-- start of TASK INPUT --
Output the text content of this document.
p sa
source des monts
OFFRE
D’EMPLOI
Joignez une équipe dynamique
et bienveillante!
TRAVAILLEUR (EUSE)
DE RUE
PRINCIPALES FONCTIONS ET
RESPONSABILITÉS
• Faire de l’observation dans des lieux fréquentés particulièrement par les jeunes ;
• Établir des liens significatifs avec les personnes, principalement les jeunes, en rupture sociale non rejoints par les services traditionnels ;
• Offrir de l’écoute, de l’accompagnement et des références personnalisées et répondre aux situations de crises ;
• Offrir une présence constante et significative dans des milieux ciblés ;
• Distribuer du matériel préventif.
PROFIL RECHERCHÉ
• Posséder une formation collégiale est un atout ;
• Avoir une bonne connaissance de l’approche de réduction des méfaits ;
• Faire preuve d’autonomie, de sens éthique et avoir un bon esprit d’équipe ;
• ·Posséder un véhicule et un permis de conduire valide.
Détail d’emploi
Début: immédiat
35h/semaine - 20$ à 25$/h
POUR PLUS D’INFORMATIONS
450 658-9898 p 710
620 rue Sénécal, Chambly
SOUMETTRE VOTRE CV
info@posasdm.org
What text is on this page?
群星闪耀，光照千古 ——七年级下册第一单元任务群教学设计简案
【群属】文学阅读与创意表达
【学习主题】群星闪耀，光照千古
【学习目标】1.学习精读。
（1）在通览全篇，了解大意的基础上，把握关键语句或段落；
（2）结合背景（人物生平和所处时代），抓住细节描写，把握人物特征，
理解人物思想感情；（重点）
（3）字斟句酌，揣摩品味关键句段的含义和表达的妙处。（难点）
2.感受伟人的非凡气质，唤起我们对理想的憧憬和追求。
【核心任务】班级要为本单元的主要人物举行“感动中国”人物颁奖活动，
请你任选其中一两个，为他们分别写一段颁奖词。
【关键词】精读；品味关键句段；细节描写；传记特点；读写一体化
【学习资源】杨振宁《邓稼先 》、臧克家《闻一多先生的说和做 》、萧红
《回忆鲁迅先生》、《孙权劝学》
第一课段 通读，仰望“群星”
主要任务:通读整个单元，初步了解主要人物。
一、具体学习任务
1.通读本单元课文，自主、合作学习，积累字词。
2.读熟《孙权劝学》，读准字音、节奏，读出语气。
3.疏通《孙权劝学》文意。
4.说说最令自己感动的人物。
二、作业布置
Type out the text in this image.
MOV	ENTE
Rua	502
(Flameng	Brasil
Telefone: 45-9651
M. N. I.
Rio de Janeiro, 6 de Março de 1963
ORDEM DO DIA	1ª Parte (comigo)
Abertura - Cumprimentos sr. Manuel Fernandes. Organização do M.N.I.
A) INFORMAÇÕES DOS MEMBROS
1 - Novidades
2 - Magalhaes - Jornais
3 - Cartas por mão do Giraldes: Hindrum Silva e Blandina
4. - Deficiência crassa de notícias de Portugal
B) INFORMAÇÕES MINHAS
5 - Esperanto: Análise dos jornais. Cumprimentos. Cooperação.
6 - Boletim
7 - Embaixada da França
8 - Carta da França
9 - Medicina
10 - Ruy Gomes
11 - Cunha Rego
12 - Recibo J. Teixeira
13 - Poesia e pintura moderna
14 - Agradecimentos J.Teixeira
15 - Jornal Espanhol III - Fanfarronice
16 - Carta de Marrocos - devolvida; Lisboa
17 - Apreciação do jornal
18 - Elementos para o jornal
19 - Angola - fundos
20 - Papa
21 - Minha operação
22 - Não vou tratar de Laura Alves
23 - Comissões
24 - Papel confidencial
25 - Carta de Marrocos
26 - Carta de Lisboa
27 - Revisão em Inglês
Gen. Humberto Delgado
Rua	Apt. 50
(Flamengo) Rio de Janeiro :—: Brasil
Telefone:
-- end of TASK INPUT --
Copy down every line of the material above that includes the string "Posséder".

• Posséder une formation collégiale est un atout ;
• ·Posséder un véhicule et un permis de conduire valide.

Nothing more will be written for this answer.